::: Exercise inputs :::

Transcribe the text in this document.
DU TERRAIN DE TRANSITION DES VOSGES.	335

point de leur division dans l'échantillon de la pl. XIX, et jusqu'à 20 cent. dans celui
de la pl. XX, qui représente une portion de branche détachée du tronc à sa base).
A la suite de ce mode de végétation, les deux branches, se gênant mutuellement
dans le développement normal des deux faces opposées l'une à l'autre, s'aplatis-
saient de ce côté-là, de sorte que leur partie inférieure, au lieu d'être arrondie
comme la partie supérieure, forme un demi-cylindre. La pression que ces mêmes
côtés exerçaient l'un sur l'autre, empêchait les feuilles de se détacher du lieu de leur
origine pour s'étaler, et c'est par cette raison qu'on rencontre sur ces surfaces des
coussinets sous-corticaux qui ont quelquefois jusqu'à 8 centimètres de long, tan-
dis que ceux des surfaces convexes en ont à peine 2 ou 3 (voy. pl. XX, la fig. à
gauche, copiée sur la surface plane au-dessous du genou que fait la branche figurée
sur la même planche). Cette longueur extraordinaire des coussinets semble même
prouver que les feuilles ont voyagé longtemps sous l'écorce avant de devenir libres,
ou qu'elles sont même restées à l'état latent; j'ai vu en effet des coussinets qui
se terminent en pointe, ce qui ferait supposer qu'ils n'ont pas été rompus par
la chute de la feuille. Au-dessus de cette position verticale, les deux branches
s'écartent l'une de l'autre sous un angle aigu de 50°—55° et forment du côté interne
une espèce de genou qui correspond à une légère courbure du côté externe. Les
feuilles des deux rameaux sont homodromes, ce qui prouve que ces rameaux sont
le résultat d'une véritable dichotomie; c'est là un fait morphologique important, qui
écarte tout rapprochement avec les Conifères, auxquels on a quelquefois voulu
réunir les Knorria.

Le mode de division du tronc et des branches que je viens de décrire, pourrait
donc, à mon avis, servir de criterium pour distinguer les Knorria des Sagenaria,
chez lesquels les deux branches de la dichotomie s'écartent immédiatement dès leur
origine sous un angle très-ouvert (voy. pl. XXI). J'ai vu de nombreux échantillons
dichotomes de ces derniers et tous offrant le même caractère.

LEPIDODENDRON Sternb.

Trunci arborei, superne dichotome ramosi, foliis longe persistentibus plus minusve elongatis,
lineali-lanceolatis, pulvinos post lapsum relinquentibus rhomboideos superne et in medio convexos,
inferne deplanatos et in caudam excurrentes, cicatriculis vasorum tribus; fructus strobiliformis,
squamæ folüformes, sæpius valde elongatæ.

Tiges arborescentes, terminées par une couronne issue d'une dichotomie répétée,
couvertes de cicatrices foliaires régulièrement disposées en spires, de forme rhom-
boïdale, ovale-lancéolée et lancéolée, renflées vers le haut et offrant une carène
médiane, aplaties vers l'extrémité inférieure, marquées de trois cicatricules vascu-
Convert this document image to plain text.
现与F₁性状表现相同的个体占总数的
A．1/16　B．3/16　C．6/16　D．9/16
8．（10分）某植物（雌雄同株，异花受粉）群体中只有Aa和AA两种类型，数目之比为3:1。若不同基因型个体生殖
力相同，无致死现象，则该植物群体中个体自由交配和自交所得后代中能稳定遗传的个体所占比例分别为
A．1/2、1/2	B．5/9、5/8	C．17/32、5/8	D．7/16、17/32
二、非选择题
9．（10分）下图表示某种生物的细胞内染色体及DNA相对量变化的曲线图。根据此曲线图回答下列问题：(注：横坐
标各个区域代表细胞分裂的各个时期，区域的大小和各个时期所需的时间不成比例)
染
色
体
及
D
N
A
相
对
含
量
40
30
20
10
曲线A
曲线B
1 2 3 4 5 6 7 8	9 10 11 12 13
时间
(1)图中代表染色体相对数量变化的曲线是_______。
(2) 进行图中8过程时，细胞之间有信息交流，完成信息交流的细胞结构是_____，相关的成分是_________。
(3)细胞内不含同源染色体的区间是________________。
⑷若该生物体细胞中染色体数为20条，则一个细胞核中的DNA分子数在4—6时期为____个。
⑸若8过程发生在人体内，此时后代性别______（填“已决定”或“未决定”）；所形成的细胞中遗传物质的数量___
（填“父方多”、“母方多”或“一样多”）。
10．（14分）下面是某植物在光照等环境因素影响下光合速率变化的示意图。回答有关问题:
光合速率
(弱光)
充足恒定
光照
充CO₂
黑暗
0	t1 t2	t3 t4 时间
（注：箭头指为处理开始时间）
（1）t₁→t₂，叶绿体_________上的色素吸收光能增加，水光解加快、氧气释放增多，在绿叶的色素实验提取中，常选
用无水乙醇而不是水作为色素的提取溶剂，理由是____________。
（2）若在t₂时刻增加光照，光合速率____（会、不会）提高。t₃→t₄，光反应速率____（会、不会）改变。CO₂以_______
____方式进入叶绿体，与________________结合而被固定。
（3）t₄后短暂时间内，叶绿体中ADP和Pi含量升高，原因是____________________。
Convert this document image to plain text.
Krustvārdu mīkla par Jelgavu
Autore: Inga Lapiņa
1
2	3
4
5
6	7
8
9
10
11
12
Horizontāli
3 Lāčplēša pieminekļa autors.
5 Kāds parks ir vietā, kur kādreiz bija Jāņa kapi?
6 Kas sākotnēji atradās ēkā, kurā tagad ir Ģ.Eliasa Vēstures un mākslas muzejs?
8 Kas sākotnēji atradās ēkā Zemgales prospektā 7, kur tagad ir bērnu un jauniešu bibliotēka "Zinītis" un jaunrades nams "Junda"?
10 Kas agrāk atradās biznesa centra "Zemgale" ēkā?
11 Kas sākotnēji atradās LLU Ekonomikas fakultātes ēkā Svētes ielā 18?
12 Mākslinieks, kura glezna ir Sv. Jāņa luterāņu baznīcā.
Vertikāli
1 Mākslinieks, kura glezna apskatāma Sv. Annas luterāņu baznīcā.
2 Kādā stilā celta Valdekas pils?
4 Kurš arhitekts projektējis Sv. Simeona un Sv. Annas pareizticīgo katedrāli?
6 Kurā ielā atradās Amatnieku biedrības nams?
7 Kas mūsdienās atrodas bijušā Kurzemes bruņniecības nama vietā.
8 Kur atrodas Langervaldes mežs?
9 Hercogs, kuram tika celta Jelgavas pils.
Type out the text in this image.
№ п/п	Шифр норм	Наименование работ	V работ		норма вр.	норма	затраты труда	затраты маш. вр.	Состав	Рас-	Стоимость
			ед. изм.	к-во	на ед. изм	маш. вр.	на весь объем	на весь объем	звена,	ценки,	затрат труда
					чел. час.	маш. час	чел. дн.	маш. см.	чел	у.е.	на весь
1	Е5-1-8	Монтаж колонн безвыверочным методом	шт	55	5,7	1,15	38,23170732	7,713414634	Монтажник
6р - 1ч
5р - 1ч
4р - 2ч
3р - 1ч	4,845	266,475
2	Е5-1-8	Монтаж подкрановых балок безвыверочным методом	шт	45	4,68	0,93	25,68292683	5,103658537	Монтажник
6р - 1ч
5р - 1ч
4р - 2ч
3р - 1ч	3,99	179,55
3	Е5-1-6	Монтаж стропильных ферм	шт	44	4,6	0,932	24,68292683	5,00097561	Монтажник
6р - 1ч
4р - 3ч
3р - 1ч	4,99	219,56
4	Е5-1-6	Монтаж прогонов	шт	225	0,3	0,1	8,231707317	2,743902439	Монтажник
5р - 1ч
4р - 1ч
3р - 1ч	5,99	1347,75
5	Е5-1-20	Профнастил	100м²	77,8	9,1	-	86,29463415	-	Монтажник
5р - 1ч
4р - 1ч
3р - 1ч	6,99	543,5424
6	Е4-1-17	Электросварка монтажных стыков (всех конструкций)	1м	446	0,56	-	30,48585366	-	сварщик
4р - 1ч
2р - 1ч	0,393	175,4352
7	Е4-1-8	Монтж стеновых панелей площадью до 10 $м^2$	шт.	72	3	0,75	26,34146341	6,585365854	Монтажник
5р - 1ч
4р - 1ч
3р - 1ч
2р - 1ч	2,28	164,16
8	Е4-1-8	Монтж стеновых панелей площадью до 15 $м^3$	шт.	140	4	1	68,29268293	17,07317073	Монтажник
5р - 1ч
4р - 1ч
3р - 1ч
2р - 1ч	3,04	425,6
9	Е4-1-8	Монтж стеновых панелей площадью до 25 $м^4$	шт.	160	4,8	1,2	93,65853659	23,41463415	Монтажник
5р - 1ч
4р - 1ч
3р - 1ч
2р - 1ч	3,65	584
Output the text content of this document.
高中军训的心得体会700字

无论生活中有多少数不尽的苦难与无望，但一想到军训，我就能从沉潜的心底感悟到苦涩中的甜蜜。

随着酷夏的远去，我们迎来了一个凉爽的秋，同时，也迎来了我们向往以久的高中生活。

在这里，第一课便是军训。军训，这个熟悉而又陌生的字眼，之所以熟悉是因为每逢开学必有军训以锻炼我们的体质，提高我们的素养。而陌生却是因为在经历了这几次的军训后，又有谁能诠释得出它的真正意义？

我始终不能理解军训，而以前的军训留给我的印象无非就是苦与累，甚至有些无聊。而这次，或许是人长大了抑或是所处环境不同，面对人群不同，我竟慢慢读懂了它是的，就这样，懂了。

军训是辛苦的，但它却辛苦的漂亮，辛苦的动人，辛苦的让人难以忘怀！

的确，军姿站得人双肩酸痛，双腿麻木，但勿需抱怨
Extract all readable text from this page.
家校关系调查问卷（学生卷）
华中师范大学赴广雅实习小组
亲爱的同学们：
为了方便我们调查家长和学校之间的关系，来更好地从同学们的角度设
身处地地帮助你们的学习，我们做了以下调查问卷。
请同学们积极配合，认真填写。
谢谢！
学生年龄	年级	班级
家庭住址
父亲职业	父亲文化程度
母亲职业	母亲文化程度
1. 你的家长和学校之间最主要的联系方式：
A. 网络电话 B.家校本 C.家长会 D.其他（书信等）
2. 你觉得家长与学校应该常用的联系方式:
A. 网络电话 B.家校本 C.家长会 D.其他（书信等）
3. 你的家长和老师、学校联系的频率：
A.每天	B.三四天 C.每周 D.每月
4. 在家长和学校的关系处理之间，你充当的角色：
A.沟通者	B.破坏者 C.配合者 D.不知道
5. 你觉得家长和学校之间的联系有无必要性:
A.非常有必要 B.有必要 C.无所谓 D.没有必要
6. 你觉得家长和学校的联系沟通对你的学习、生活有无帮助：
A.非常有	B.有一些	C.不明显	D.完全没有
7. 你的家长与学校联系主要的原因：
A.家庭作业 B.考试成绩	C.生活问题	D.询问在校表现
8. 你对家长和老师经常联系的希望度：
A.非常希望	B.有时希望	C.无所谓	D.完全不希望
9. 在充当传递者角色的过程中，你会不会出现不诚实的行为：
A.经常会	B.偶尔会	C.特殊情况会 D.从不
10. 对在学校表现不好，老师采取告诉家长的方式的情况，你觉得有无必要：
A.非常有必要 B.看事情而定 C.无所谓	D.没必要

:::

* **Given problem**
From the entries, report each line that includes the word "text".

* **Output**
Transcribe the text in this document.
Convert this document image to plain text.
Convert this document image to plain text.
Type out the text in this image.
Output the text content of this document.
Extract all readable text from this page.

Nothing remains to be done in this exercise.